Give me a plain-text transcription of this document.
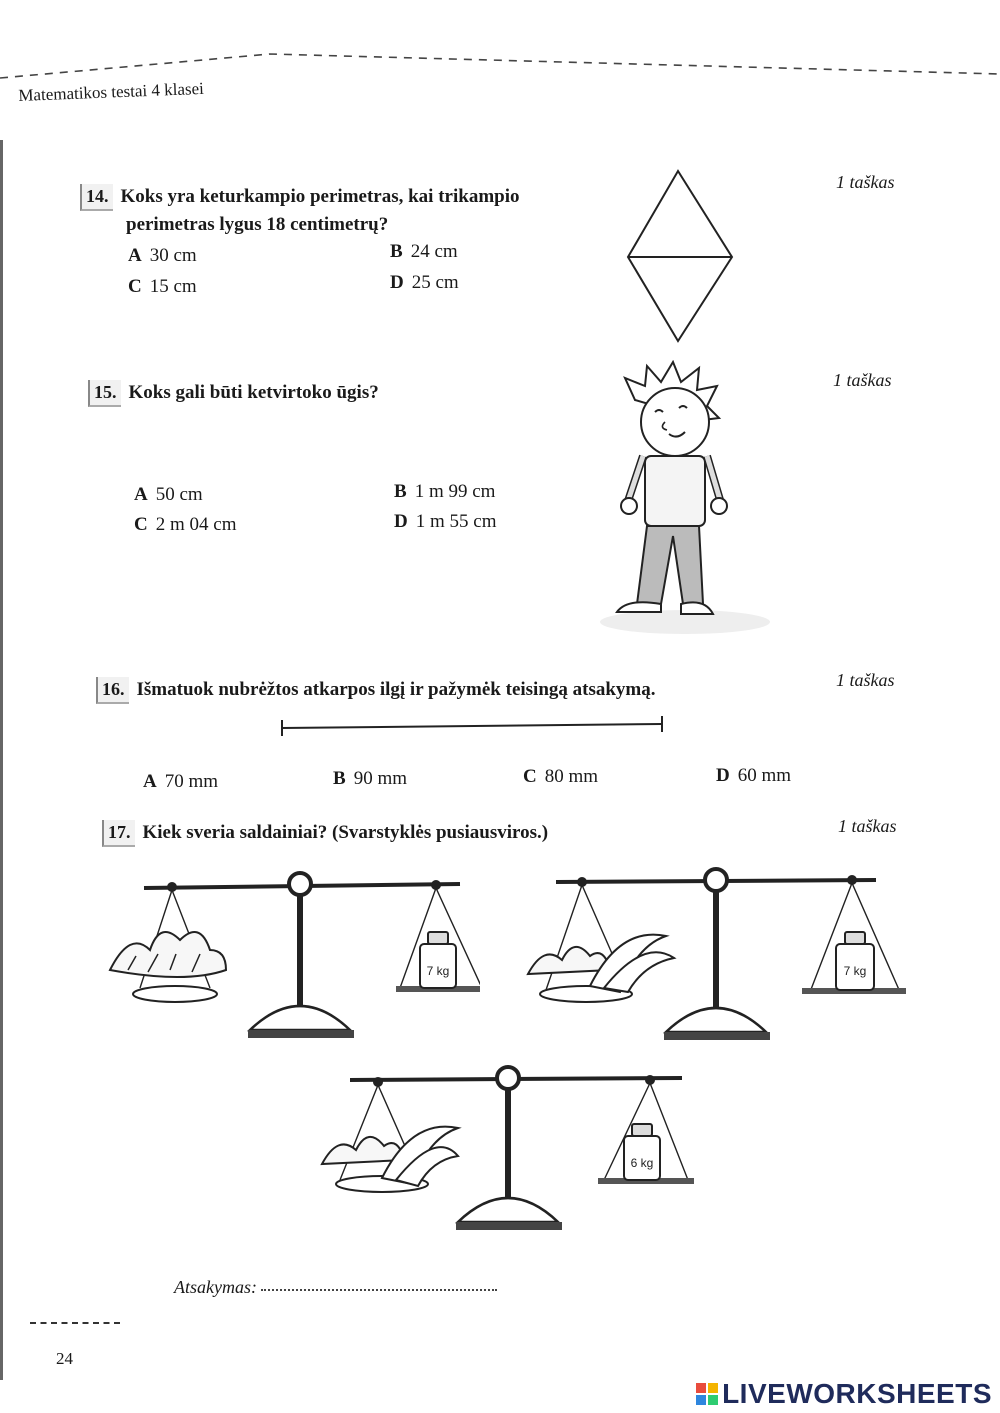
Matematikos testai 4 klasei
14. Koks yra keturkampio perimetras, kai trikampio
perimetras lygus 18 centimetrų?
1 taškas
A 30 cm	B 24 cm
C 15 cm	D 25 cm
15. Koks gali būti ketvirtoko ūgis?
1 taškas
A 50 cm	B 1 m 99 cm
C 2 m 04 cm	D 1 m 55 cm
16. Išmatuok nubrėžtos atkarpos ilgį ir pažymėk teisingą atsakymą.	1 taškas
A 70 mm	B 90 mm	C 80 mm	D 60 mm
17. Kiek sveria saldainiai? (Svarstyklės pusiausviros.)	1 taškas
7 kg	7 kg
6 kg
Atsakymas:
24
LIVEWORKSHEETS
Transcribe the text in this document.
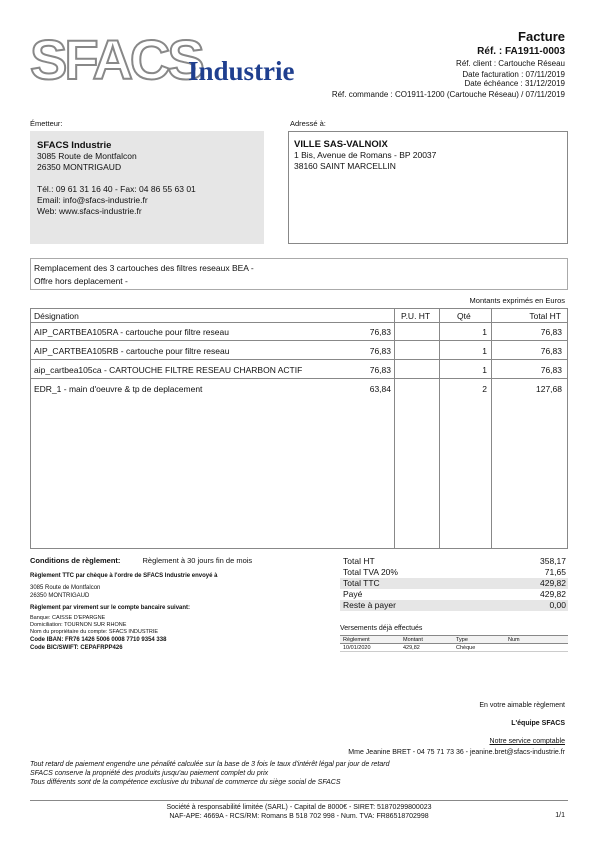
SFACS
Industrie
Facture
Réf. : FA1911-0003
Réf. client : Cartouche Réseau
Date facturation : 07/11/2019
Date échéance : 31/12/2019
Réf. commande : CO1911-1200 (Cartouche Réseau) / 07/11/2019
Émetteur:	Adressé à:
SFACS Industrie
3085 Route de Montfalcon
26350 MONTRIGAUD
Tél.: 09 61 31 16 40 - Fax: 04 86 55 63 01
Email: info@sfacs-industrie.fr
Web: www.sfacs-industrie.fr
VILLE SAS-VALNOIX
1 Bis, Avenue de Romans - BP 20037
38160 SAINT MARCELLIN
Remplacement des 3 cartouches des filtres reseaux BEA -
Offre hors deplacement -
Montants exprimés en Euros
Désignation	P.U. HT	Qté	Total HT
AIP_CARTBEA105RA - cartouche pour filtre reseau	76,83	1	76,83
AIP_CARTBEA105RB - cartouche pour filtre reseau	76,83	1	76,83
aip_cartbea105ca - CARTOUCHE FILTRE RESEAU CHARBON ACTIF	76,83	1	76,83
EDR_1 - main d'oeuvre & tp de deplacement	63,84	2	127,68
Conditions de règlement:	Règlement à 30 jours fin de mois
Règlement TTC par chèque à l'ordre de SFACS Industrie envoyé à
3085 Route de Montfalcon
26350 MONTRIGAUD
Règlement par virement sur le compte bancaire suivant:
Banque: CAISSE D'EPARGNE
Domiciliation: TOURNON SUR RHONE
Nom du propriétaire du compte: SFACS INDUSTRIE
Code IBAN: FR76 1426 5006 0008 7710 9354 338
Code BIC/SWIFT: CEPAFRPP426
Total HT	358,17
Total TVA 20%	71,65
Total TTC	429,82
Payé	429,82
Reste à payer	0,00
Versements déjà effectués
Règlement	Montant	Type	Num
10/01/2020	429,82	Chèque
En votre aimable règlement
L'équipe SFACS
Notre service comptable
Mme Jeanine BRET - 04 75 71 73 36 - jeanine.bret@sfacs-industrie.fr
Tout retard de paiement engendre une pénalité calculée sur la base de 3 fois le taux d'intérêt légal par jour de retard
SFACS conserve la propriété des produits jusqu'au paiement complet du prix
Tous différents sont de la compétence exclusive du tribunal de commerce du siège social de SFACS
Société à responsabilité limitée (SARL) - Capital de 8000€ - SIRET: 51870299800023
NAF-APE: 4669A - RCS/RM: Romans B 518 702 998 - Num. TVA: FR86518702998	1/1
*-*-*
● DIRECTION: Read through the lines above and collect those that contain the string "Total".

● COMPLETE RESPONSE:
Désignation	P.U. HT	Qté	Total HT
Total HT	358,17
Total TVA 20%	71,65
Total TTC	429,82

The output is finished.